## [WORK INSTRUCTIONS]
Copy out each line of the entries below in which the string "point" appears.

## [DATASET CONTENT]
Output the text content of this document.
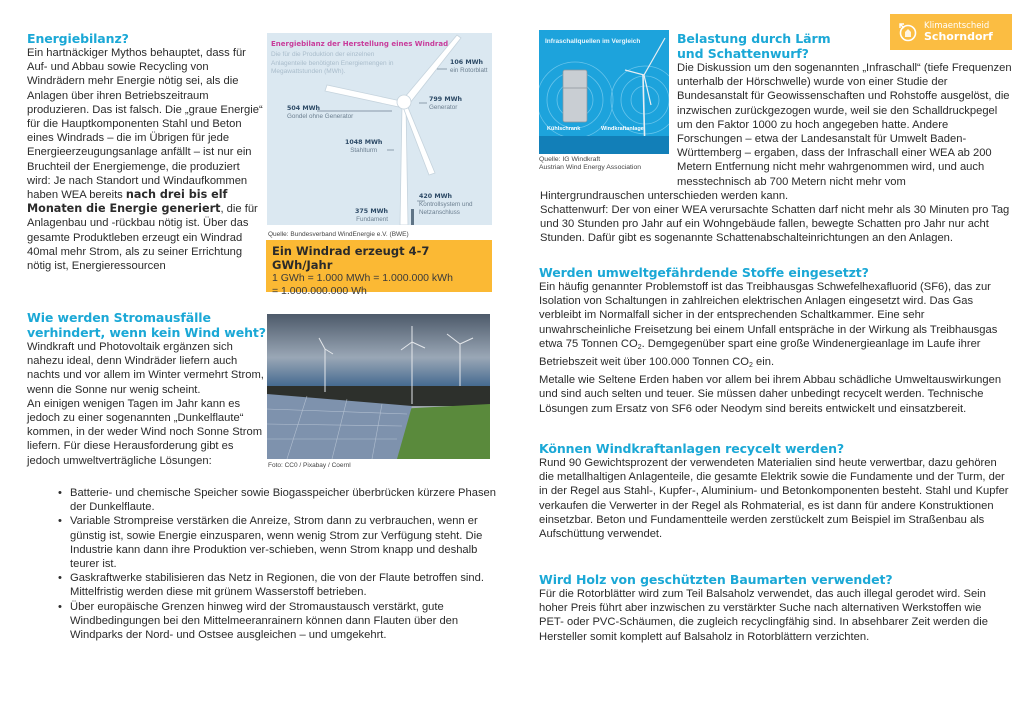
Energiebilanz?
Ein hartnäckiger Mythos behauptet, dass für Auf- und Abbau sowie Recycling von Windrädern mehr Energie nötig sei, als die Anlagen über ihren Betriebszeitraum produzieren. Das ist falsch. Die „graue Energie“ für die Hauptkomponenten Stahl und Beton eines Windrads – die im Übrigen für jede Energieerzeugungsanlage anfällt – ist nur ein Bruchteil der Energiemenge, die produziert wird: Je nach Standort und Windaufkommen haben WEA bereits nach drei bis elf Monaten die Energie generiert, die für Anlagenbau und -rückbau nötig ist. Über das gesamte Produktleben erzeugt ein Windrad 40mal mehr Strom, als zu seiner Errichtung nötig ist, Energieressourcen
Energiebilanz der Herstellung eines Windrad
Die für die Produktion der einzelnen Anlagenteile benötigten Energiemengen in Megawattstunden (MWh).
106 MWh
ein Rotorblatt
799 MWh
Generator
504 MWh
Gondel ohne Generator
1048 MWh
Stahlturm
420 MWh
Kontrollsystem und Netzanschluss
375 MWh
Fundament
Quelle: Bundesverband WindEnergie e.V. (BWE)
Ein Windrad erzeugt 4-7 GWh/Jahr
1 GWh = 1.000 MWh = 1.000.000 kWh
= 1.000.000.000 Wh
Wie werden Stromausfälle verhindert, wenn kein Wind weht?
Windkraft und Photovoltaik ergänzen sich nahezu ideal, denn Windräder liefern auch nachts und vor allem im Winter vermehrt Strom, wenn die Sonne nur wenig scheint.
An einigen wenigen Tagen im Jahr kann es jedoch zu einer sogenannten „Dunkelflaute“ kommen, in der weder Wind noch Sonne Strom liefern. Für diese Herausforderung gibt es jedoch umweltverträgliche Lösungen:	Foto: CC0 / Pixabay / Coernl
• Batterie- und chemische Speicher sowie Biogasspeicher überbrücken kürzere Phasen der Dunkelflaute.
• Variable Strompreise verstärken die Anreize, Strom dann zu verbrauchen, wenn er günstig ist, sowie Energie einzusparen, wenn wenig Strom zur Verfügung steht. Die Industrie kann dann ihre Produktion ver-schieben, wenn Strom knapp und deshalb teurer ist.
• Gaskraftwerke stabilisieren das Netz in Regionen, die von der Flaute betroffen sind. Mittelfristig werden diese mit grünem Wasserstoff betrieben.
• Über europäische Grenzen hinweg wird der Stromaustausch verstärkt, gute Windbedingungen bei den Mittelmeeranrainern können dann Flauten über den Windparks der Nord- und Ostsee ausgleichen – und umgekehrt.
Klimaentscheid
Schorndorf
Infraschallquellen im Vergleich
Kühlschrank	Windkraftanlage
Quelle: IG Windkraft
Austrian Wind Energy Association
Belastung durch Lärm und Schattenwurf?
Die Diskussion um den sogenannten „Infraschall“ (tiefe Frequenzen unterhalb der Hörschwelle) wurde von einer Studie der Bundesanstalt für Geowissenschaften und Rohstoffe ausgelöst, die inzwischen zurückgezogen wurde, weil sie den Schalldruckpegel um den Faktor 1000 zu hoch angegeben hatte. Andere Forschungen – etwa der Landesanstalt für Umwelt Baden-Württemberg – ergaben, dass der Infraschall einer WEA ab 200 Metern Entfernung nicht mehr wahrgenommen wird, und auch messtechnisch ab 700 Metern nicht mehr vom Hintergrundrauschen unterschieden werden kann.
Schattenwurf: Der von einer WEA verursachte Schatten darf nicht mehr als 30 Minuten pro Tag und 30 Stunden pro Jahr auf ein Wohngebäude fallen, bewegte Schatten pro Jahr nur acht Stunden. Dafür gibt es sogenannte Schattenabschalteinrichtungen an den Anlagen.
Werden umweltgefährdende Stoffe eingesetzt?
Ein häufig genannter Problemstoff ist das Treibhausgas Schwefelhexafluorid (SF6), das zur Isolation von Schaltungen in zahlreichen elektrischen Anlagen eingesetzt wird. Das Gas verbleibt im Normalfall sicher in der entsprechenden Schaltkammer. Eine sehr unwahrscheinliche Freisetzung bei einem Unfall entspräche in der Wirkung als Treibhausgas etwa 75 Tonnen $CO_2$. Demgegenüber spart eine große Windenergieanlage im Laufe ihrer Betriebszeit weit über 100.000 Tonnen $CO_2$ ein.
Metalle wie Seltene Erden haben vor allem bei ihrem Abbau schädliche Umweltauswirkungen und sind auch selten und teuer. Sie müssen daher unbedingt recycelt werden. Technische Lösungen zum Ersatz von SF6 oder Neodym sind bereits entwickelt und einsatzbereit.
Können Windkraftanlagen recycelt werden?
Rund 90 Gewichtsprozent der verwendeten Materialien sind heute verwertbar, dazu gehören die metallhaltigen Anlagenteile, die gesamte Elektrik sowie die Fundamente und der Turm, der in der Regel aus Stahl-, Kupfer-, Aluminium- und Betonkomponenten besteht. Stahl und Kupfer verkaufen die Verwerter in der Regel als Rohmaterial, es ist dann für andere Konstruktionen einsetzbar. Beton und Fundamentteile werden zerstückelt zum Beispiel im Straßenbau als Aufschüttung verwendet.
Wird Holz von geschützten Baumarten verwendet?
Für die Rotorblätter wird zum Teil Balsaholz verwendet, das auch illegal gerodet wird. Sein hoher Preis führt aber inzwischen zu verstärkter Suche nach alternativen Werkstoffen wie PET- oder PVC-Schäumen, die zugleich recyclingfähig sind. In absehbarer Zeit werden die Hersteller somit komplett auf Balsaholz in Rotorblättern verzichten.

--

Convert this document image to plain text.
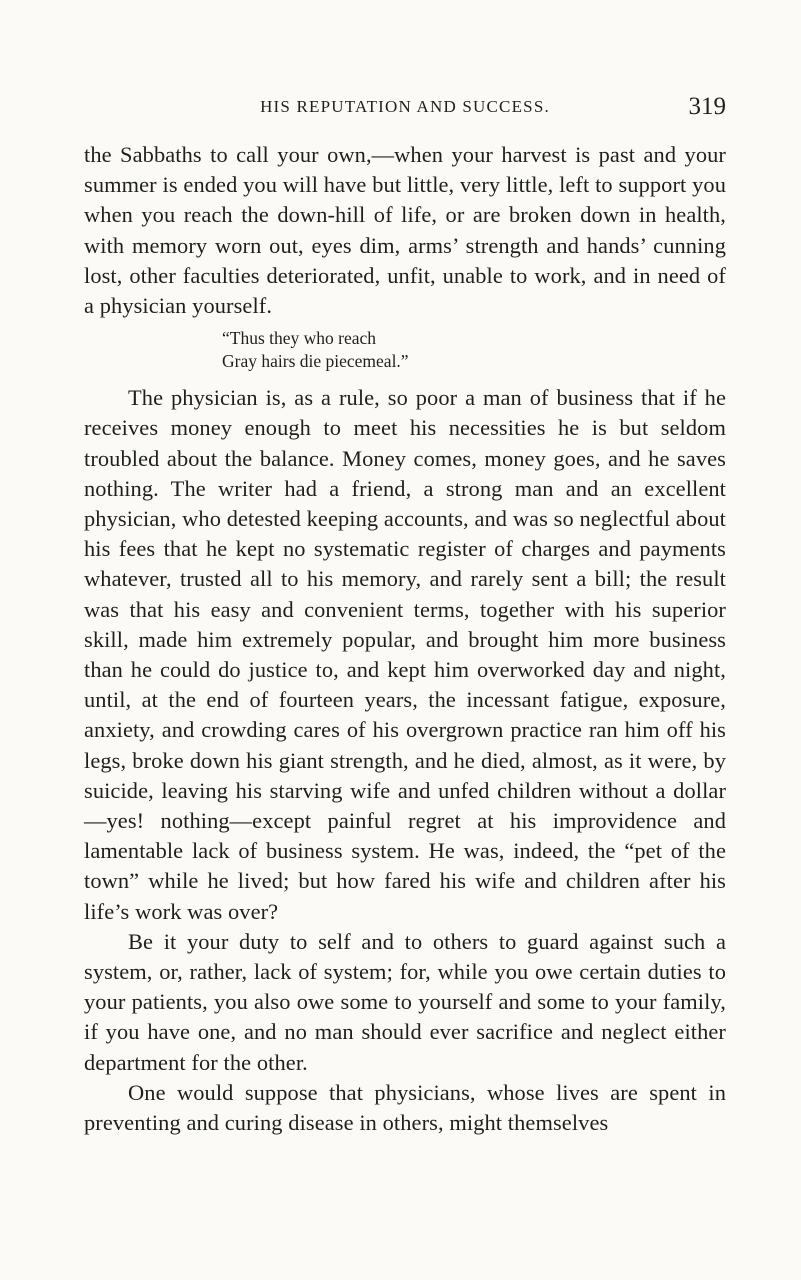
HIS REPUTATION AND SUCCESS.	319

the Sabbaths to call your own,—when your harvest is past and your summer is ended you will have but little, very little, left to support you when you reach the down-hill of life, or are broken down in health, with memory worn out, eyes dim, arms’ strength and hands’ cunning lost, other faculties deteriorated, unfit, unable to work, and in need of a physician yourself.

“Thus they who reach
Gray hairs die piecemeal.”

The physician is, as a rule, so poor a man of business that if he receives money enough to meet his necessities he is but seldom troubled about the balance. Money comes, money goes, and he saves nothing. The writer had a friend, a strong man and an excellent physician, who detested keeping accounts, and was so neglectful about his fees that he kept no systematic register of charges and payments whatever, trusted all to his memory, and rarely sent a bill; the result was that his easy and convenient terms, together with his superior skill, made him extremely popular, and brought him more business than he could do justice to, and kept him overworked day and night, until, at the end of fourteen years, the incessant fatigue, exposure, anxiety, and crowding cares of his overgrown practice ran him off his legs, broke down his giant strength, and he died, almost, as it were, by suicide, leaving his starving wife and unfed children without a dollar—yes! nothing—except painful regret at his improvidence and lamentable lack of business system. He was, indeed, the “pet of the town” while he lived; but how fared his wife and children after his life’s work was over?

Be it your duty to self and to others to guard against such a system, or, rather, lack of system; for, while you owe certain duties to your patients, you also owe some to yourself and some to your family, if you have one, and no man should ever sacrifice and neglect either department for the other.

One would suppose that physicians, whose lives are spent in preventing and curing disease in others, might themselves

==

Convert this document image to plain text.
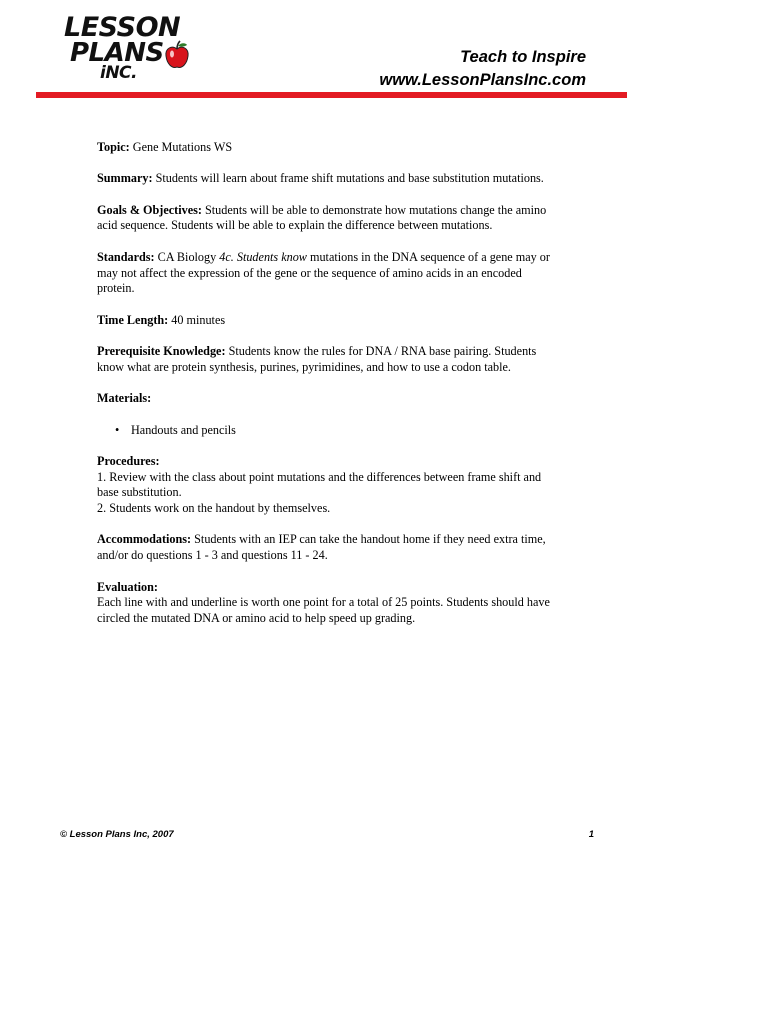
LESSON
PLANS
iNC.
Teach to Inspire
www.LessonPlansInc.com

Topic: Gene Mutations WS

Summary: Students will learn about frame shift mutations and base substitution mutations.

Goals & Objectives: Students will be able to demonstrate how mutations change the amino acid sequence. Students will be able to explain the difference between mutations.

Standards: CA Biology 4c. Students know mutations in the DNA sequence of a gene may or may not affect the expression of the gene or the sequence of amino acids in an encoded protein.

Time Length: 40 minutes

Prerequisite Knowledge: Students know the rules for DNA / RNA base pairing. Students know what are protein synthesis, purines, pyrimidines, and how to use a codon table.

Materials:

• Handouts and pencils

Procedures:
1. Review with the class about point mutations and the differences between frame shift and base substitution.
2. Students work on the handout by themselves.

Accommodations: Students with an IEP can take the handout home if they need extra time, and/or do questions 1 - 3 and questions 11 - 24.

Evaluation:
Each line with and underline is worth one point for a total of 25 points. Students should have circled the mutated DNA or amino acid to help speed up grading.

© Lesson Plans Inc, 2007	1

## [TASK OUTPUT]
1. Review with the class about point mutations and the differences between frame shift and base substitution.
Each line with and underline is worth one point for a total of 25 points. Students should have circled the mutated DNA or amino acid to help speed up grading.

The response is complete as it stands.